*Stored records*.

-=-=-=-=-

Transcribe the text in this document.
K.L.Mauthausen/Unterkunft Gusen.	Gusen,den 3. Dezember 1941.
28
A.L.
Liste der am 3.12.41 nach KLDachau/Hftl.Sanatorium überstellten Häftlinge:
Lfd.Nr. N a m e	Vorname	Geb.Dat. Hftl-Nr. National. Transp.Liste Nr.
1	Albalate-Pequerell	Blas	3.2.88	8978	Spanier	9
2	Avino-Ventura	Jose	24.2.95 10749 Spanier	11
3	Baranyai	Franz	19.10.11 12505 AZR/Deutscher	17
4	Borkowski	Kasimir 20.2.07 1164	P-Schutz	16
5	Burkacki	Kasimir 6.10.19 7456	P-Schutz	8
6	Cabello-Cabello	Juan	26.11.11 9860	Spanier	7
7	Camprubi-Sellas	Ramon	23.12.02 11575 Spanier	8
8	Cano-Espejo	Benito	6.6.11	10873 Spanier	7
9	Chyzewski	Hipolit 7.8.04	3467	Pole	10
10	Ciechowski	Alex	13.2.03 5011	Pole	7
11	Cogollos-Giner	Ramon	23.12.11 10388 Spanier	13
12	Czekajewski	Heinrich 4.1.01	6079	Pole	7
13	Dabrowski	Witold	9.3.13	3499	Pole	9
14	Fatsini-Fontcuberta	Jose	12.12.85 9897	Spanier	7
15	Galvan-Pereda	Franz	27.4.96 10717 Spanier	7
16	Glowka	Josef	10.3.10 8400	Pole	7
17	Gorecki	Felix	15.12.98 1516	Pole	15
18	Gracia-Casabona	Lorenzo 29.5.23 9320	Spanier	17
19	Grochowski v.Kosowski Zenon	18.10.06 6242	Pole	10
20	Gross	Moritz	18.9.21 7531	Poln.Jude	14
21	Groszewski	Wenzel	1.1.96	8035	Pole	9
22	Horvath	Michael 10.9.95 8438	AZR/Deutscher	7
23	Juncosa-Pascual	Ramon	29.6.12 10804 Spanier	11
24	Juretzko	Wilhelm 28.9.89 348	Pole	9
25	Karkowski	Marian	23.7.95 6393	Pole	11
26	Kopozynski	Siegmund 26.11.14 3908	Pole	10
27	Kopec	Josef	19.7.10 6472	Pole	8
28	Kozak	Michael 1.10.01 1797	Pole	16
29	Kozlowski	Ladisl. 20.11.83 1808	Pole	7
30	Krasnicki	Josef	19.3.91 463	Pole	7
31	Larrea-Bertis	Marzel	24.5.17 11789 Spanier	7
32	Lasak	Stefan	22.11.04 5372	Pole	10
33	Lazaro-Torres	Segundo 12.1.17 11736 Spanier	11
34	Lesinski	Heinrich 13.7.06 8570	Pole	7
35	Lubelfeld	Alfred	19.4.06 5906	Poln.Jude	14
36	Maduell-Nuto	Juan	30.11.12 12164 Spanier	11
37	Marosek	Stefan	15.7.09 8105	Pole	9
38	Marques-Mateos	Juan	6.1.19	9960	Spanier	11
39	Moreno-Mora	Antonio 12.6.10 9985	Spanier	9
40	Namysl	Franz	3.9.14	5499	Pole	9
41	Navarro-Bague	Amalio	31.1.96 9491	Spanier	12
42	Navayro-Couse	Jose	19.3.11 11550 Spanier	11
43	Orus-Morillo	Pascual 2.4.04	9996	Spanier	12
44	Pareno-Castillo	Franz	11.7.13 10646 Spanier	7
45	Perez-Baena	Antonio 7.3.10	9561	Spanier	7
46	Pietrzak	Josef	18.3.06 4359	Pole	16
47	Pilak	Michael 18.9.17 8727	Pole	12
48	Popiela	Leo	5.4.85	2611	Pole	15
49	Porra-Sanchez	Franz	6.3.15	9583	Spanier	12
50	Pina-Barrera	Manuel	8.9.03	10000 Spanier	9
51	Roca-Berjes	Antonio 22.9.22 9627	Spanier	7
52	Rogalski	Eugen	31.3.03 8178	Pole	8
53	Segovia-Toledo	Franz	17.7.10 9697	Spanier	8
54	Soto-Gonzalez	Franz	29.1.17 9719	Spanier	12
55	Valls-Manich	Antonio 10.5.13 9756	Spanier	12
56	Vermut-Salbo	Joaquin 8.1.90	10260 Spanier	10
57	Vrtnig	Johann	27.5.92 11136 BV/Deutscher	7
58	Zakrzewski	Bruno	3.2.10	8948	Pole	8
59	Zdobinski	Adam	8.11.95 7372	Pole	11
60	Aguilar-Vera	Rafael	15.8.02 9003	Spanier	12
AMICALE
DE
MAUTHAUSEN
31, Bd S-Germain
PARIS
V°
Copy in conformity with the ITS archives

-=-=-=-=-

Print all of the entries again, exactly as written.

*Exercise response*.
Transcribe the text in this document.
K.L.Mauthausen/Unterkunft Gusen.	Gusen,den 3. Dezember 1941.
28
A.L.
Liste der am 3.12.41 nach KLDachau/Hftl.Sanatorium überstellten Häftlinge:
Lfd.Nr. N a m e	Vorname	Geb.Dat. Hftl-Nr. National. Transp.Liste Nr.
1	Albalate-Pequerell	Blas	3.2.88	8978	Spanier	9
2	Avino-Ventura	Jose	24.2.95 10749 Spanier	11
3	Baranyai	Franz	19.10.11 12505 AZR/Deutscher	17
4	Borkowski	Kasimir 20.2.07 1164	P-Schutz	16
5	Burkacki	Kasimir 6.10.19 7456	P-Schutz	8
6	Cabello-Cabello	Juan	26.11.11 9860	Spanier	7
7	Camprubi-Sellas	Ramon	23.12.02 11575 Spanier	8
8	Cano-Espejo	Benito	6.6.11	10873 Spanier	7
9	Chyzewski	Hipolit 7.8.04	3467	Pole	10
10	Ciechowski	Alex	13.2.03 5011	Pole	7
11	Cogollos-Giner	Ramon	23.12.11 10388 Spanier	13
12	Czekajewski	Heinrich 4.1.01	6079	Pole	7
13	Dabrowski	Witold	9.3.13	3499	Pole	9
14	Fatsini-Fontcuberta	Jose	12.12.85 9897	Spanier	7
15	Galvan-Pereda	Franz	27.4.96 10717 Spanier	7
16	Glowka	Josef	10.3.10 8400	Pole	7
17	Gorecki	Felix	15.12.98 1516	Pole	15
18	Gracia-Casabona	Lorenzo 29.5.23 9320	Spanier	17
19	Grochowski v.Kosowski Zenon	18.10.06 6242	Pole	10
20	Gross	Moritz	18.9.21 7531	Poln.Jude	14
21	Groszewski	Wenzel	1.1.96	8035	Pole	9
22	Horvath	Michael 10.9.95 8438	AZR/Deutscher	7
23	Juncosa-Pascual	Ramon	29.6.12 10804 Spanier	11
24	Juretzko	Wilhelm 28.9.89 348	Pole	9
25	Karkowski	Marian	23.7.95 6393	Pole	11
26	Kopozynski	Siegmund 26.11.14 3908	Pole	10
27	Kopec	Josef	19.7.10 6472	Pole	8
28	Kozak	Michael 1.10.01 1797	Pole	16
29	Kozlowski	Ladisl. 20.11.83 1808	Pole	7
30	Krasnicki	Josef	19.3.91 463	Pole	7
31	Larrea-Bertis	Marzel	24.5.17 11789 Spanier	7
32	Lasak	Stefan	22.11.04 5372	Pole	10
33	Lazaro-Torres	Segundo 12.1.17 11736 Spanier	11
34	Lesinski	Heinrich 13.7.06 8570	Pole	7
35	Lubelfeld	Alfred	19.4.06 5906	Poln.Jude	14
36	Maduell-Nuto	Juan	30.11.12 12164 Spanier	11
37	Marosek	Stefan	15.7.09 8105	Pole	9
38	Marques-Mateos	Juan	6.1.19	9960	Spanier	11
39	Moreno-Mora	Antonio 12.6.10 9985	Spanier	9
40	Namysl	Franz	3.9.14	5499	Pole	9
41	Navarro-Bague	Amalio	31.1.96 9491	Spanier	12
42	Navayro-Couse	Jose	19.3.11 11550 Spanier	11
43	Orus-Morillo	Pascual 2.4.04	9996	Spanier	12
44	Pareno-Castillo	Franz	11.7.13 10646 Spanier	7
45	Perez-Baena	Antonio 7.3.10	9561	Spanier	7
46	Pietrzak	Josef	18.3.06 4359	Pole	16
47	Pilak	Michael 18.9.17 8727	Pole	12
48	Popiela	Leo	5.4.85	2611	Pole	15
49	Porra-Sanchez	Franz	6.3.15	9583	Spanier	12
50	Pina-Barrera	Manuel	8.9.03	10000 Spanier	9
51	Roca-Berjes	Antonio 22.9.22 9627	Spanier	7
52	Rogalski	Eugen	31.3.03 8178	Pole	8
53	Segovia-Toledo	Franz	17.7.10 9697	Spanier	8
54	Soto-Gonzalez	Franz	29.1.17 9719	Spanier	12
55	Valls-Manich	Antonio 10.5.13 9756	Spanier	12
56	Vermut-Salbo	Joaquin 8.1.90	10260 Spanier	10
57	Vrtnig	Johann	27.5.92 11136 BV/Deutscher	7
58	Zakrzewski	Bruno	3.2.10	8948	Pole	8
59	Zdobinski	Adam	8.11.95 7372	Pole	11
60	Aguilar-Vera	Rafael	15.8.02 9003	Spanier	12
AMICALE
DE
MAUTHAUSEN
31, Bd S-Germain
PARIS
V°
Copy in conformity with the ITS archives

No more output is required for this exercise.